### Aim
Gather each line of the entries below that includes "etrusca".

### Given records
######
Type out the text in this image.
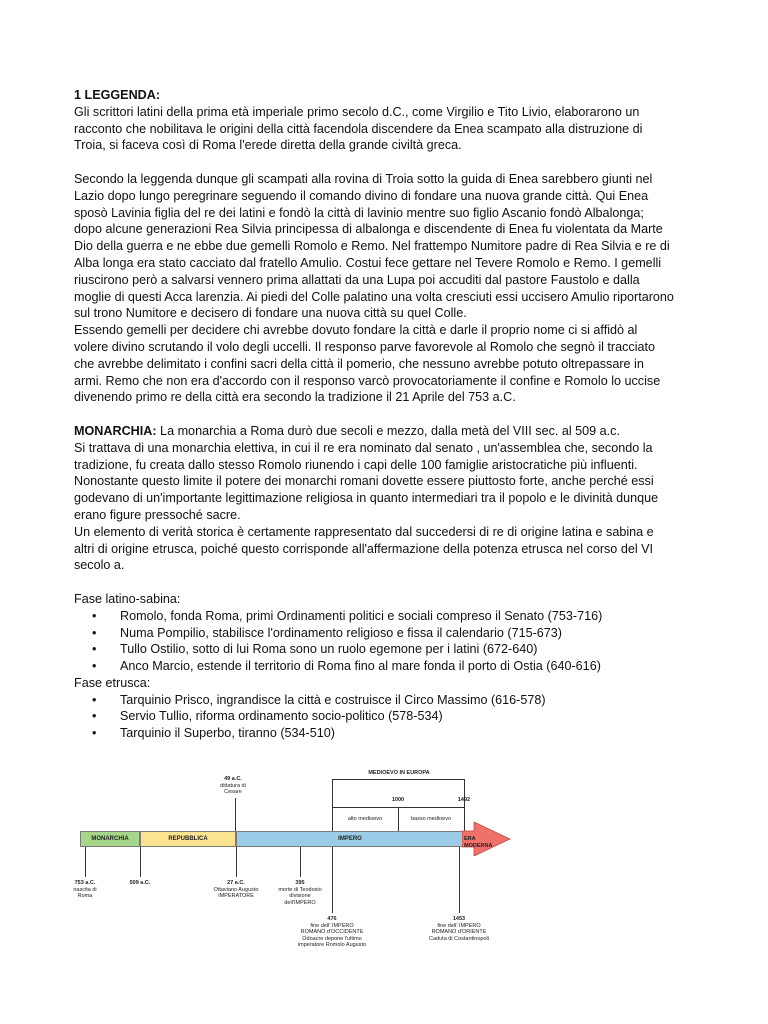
1 LEGGENDA:

Gli scrittori latini della prima età imperiale primo secolo d.C., come Virgilio e Tito Livio, elaborarono un

racconto che nobilitava le origini della città facendola discendere da Enea scampato alla distruzione di

Troia, si faceva così di Roma l'erede diretta della grande civiltà greca.

Secondo la leggenda dunque gli scampati alla rovina di Troia sotto la guida di Enea sarebbero giunti nel

Lazio dopo lungo peregrinare seguendo il comando divino di fondare una nuova grande città. Qui Enea

sposò Lavinia figlia del re dei latini e fondò la città di lavinio mentre suo figlio Ascanio fondò Albalonga;

dopo alcune generazioni Rea Silvia principessa di albalonga e discendente di Enea fu violentata da Marte

Dio della guerra e ne ebbe due gemelli Romolo e Remo. Nel frattempo Numitore padre di Rea Silvia e re di

Alba longa era stato cacciato dal fratello Amulio. Costui fece gettare nel Tevere Romolo e Remo. I gemelli

riuscirono però a salvarsi vennero prima allattati da una Lupa poi accuditi dal pastore Faustolo e dalla

moglie di questi Acca larenzia. Ai piedi del Colle palatino una volta cresciuti essi uccisero Amulio riportarono

sul trono Numitore e decisero di fondare una nuova città su quel Colle.

Essendo gemelli per decidere chi avrebbe dovuto fondare la città e darle il proprio nome ci si affidò al

volere divino scrutando il volo degli uccelli. Il responso parve favorevole al Romolo che segnò il tracciato

che avrebbe delimitato i confini sacri della città il pomerio, che nessuno avrebbe potuto oltrepassare in

armi. Remo che non era d'accordo con il responso varcò provocatoriamente il confine e Romolo lo uccise

divenendo primo re della città era secondo la tradizione il 21 Aprile del 753 a.C.

MONARCHIA: La monarchia a Roma durò due secoli e mezzo, dalla metà del VIII sec. al 509 a.c.

Si trattava di una monarchia elettiva, in cui il re era nominato dal senato , un'assemblea che, secondo la

tradizione, fu creata dallo stesso Romolo riunendo i capi delle 100 famiglie aristocratiche più influenti.

Nonostante questo limite il potere dei monarchi romani dovette essere piuttosto forte, anche perché essi

godevano di un'importante legittimazione religiosa in quanto intermediari tra il popolo e le divinità dunque

erano figure pressoché sacre.

Un elemento di verità storica è certamente rappresentato dal succedersi di re di origine latina e sabina e

altri di origine etrusca, poiché questo corrisponde all'affermazione della potenza etrusca nel corso del VI

secolo a.

Fase latino-sabina:

• Romolo, fonda Roma, primi Ordinamenti politici e sociali compreso il Senato (753-716)
• Numa Pompilio, stabilisce l'ordinamento religioso e fissa il calendario (715-673)
• Tullo Ostilio, sotto di lui Roma sono un ruolo egemone per i latini (672-640)
• Anco Marcio, estende il territorio di Roma fino al mare fonda il porto di Ostia (640-616)

Fase etrusca:

• Tarquinio Prisco, ingrandisce la città e costruisce il Circo Massimo (616-578)
• Servio Tullio, riforma ordinamento socio-politico (578-534)
• Tarquinio il Superbo, tiranno (534-510)
MEDIOEVO IN EUROPA
1000	1492
alto medioevo	basso medioevo
49 a.C.
dittatura di
Cesare
MONARCHIA	REPUBBLICA	IMPERO	ERA
MODERNA
753 a.C.
nascita di
Roma
509 a.C.	27 a.C.
Ottaviano Augusto
IMPERATORE
395
morte di Teodosio
divisione
dell'IMPERO
476
fine dell' IMPERO
ROMANO d'OCCIDENTE
Odoacre depone l'ultimo
imperatore Romolo Augusto
1453
fine dell' IMPERO
ROMANO d'ORIENTE
Caduta di Costantinopoli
######
### Reply to the task
altri di origine etrusca, poiché questo corrisponde all'affermazione della potenza etrusca nel corso del VI
Fase etrusca:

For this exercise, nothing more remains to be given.